(INSTRUCTION)
Repeat the listing in full, exactly as it stands.

##### MATERIAL FOR THE TASK

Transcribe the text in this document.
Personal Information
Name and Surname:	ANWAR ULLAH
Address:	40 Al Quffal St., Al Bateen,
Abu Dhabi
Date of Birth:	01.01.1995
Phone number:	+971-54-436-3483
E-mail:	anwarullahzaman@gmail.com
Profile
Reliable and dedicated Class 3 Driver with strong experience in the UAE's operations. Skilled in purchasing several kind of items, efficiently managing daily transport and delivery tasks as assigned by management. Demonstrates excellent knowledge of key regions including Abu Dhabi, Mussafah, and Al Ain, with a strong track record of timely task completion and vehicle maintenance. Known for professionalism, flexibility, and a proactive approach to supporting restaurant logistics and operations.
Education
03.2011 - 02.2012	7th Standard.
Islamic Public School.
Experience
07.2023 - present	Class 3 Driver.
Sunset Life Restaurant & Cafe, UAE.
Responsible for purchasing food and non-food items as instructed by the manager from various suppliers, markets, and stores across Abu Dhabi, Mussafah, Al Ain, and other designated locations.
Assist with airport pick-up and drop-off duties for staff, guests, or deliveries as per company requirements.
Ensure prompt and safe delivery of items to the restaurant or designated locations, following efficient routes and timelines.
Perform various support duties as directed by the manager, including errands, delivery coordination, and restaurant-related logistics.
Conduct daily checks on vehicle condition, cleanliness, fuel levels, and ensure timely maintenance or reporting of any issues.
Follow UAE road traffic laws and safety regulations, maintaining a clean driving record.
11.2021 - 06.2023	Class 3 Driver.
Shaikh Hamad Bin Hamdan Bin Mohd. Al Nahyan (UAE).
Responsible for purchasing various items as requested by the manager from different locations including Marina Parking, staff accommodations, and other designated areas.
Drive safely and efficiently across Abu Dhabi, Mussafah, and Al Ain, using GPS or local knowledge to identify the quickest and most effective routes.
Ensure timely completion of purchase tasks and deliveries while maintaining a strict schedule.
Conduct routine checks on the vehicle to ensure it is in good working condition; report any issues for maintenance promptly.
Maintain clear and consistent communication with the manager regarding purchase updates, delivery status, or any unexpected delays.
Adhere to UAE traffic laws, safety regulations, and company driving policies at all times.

##########

(SOLUTION TO THE PROBLEM)
Transcribe the text in this document.
Personal Information
Name and Surname:	ANWAR ULLAH
Address:	40 Al Quffal St., Al Bateen,
Abu Dhabi
Date of Birth:	01.01.1995
Phone number:	+971-54-436-3483
E-mail:	anwarullahzaman@gmail.com
Profile
Reliable and dedicated Class 3 Driver with strong experience in the UAE's operations. Skilled in purchasing several kind of items, efficiently managing daily transport and delivery tasks as assigned by management. Demonstrates excellent knowledge of key regions including Abu Dhabi, Mussafah, and Al Ain, with a strong track record of timely task completion and vehicle maintenance. Known for professionalism, flexibility, and a proactive approach to supporting restaurant logistics and operations.
Education
03.2011 - 02.2012	7th Standard.
Islamic Public School.
Experience
07.2023 - present	Class 3 Driver.
Sunset Life Restaurant & Cafe, UAE.
Responsible for purchasing food and non-food items as instructed by the manager from various suppliers, markets, and stores across Abu Dhabi, Mussafah, Al Ain, and other designated locations.
Assist with airport pick-up and drop-off duties for staff, guests, or deliveries as per company requirements.
Ensure prompt and safe delivery of items to the restaurant or designated locations, following efficient routes and timelines.
Perform various support duties as directed by the manager, including errands, delivery coordination, and restaurant-related logistics.
Conduct daily checks on vehicle condition, cleanliness, fuel levels, and ensure timely maintenance or reporting of any issues.
Follow UAE road traffic laws and safety regulations, maintaining a clean driving record.
11.2021 - 06.2023	Class 3 Driver.
Shaikh Hamad Bin Hamdan Bin Mohd. Al Nahyan (UAE).
Responsible for purchasing various items as requested by the manager from different locations including Marina Parking, staff accommodations, and other designated areas.
Drive safely and efficiently across Abu Dhabi, Mussafah, and Al Ain, using GPS or local knowledge to identify the quickest and most effective routes.
Ensure timely completion of purchase tasks and deliveries while maintaining a strict schedule.
Conduct routine checks on the vehicle to ensure it is in good working condition; report any issues for maintenance promptly.
Maintain clear and consistent communication with the manager regarding purchase updates, delivery status, or any unexpected delays.
Adhere to UAE traffic laws, safety regulations, and company driving policies at all times.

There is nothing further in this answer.